What the task asks: Work out how many lines have "screenshot" in them. Give only that number.

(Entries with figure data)

○ ○ ○

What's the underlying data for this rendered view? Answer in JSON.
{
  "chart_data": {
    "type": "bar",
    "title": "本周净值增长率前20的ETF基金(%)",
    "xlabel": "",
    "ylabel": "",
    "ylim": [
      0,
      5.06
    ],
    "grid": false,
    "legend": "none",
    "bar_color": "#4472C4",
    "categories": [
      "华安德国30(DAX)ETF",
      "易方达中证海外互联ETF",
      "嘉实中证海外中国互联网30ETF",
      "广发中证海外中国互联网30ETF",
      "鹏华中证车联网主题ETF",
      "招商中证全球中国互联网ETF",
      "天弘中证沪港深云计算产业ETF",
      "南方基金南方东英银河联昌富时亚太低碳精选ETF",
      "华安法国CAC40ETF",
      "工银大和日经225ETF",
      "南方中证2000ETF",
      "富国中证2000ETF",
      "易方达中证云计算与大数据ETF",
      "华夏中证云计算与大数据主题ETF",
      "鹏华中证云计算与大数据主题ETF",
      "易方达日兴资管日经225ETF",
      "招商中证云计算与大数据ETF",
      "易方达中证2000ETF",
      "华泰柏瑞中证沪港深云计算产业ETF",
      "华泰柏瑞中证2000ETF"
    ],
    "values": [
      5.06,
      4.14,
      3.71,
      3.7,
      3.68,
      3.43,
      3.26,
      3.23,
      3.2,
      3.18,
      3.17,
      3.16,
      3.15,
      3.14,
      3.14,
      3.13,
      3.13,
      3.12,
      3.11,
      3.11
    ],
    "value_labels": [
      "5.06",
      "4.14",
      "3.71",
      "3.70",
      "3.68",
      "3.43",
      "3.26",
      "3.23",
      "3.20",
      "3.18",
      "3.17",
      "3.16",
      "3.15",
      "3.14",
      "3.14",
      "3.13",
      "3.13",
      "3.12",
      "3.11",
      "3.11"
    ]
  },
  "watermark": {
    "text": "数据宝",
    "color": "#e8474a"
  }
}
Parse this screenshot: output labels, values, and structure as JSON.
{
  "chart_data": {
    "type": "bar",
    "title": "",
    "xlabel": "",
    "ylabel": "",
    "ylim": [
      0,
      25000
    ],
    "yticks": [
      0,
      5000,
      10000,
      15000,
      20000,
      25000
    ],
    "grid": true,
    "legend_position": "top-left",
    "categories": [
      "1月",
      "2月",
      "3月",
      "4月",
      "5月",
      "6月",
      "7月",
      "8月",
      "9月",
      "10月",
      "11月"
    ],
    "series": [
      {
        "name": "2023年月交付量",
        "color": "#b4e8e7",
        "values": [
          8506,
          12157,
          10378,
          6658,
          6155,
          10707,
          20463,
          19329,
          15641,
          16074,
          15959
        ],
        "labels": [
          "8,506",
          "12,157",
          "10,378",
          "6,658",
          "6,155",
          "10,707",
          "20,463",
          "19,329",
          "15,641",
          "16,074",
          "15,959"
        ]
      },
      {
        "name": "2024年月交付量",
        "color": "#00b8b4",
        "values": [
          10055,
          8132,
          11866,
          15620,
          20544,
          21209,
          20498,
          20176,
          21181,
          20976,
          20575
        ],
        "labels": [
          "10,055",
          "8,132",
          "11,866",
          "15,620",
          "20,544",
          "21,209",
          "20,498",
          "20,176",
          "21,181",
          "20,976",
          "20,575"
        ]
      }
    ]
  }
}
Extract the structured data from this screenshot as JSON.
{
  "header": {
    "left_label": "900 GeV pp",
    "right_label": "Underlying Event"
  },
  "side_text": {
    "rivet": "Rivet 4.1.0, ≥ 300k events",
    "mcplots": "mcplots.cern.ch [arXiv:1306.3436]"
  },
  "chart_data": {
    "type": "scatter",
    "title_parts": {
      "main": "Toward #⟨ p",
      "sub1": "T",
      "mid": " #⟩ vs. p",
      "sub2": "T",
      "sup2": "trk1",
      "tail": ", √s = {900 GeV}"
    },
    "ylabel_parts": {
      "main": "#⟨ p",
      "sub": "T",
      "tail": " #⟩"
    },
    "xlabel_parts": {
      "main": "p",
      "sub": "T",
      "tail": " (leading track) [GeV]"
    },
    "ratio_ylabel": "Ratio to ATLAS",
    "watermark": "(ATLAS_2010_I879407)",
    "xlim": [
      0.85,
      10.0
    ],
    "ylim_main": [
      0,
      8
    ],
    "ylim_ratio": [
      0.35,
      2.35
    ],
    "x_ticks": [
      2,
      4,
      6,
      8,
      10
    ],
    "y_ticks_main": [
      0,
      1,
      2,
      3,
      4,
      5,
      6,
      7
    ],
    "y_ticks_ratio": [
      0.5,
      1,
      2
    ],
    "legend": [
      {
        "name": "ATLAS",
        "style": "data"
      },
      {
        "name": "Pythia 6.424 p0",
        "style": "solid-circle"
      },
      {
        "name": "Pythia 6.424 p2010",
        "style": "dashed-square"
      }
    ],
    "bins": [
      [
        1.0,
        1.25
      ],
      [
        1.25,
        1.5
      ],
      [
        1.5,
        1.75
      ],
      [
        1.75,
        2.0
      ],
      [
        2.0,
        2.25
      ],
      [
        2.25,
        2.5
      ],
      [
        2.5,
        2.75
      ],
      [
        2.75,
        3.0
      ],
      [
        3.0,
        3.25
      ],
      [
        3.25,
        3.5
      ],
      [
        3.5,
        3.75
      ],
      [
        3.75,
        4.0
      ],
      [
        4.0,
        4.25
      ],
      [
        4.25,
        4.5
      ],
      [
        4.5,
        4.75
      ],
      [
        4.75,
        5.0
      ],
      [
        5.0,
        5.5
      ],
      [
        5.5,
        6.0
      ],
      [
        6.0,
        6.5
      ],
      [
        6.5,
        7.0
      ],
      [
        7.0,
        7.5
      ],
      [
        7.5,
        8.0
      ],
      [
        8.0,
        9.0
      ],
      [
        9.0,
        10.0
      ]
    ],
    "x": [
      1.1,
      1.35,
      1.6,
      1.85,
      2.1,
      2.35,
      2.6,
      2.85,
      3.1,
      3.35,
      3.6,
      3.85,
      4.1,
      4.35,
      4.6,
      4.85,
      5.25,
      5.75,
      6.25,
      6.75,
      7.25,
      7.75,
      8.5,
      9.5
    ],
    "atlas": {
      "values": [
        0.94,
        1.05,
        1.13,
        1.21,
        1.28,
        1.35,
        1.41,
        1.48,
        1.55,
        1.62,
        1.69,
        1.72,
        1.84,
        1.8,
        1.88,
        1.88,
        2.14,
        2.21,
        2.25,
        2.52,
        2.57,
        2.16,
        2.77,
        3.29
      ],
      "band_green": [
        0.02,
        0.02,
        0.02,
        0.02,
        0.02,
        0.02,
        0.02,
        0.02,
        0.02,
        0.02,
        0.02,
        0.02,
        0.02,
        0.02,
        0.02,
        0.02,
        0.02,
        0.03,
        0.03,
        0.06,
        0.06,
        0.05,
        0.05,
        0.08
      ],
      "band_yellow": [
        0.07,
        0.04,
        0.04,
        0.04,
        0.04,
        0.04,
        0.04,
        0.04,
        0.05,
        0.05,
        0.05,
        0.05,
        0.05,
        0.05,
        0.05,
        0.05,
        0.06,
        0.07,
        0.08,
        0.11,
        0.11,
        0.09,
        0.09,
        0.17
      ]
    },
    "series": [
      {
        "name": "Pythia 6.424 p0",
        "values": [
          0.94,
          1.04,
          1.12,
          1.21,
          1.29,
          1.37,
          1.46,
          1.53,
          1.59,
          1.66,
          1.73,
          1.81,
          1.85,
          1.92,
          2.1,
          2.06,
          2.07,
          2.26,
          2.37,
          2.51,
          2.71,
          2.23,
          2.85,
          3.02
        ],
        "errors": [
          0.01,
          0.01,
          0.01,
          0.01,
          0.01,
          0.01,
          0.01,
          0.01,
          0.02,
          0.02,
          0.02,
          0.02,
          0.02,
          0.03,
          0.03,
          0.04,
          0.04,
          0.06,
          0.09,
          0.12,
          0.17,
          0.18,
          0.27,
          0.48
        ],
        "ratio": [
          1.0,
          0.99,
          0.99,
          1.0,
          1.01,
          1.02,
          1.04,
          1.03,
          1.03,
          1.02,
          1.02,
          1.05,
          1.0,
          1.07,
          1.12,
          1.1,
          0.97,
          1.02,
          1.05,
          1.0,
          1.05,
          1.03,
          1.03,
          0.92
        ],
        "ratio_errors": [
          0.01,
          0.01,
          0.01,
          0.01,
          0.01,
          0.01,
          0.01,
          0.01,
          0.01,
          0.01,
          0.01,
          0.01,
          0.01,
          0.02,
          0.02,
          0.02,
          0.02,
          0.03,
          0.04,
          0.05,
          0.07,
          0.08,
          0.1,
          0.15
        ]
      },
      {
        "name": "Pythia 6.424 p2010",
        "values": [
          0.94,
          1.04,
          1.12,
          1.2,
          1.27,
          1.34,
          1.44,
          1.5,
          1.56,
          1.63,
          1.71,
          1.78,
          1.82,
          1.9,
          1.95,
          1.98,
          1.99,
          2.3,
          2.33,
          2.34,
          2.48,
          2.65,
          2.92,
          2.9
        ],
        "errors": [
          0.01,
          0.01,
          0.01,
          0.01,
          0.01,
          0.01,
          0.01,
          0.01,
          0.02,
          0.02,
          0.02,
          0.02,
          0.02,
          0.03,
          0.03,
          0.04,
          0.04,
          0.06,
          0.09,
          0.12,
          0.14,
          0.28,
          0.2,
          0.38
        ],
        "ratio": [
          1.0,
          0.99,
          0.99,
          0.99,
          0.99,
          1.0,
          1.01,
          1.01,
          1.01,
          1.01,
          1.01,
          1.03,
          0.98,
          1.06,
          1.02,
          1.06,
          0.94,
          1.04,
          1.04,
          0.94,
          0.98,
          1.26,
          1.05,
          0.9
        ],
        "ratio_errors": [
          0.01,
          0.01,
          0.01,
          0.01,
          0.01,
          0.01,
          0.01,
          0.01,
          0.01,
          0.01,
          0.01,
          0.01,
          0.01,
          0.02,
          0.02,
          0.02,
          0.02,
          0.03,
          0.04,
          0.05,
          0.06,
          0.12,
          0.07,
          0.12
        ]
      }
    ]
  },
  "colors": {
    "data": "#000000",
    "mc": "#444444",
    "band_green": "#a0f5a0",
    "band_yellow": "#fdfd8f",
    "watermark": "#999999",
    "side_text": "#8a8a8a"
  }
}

○ ○ ○

Solved problem: 2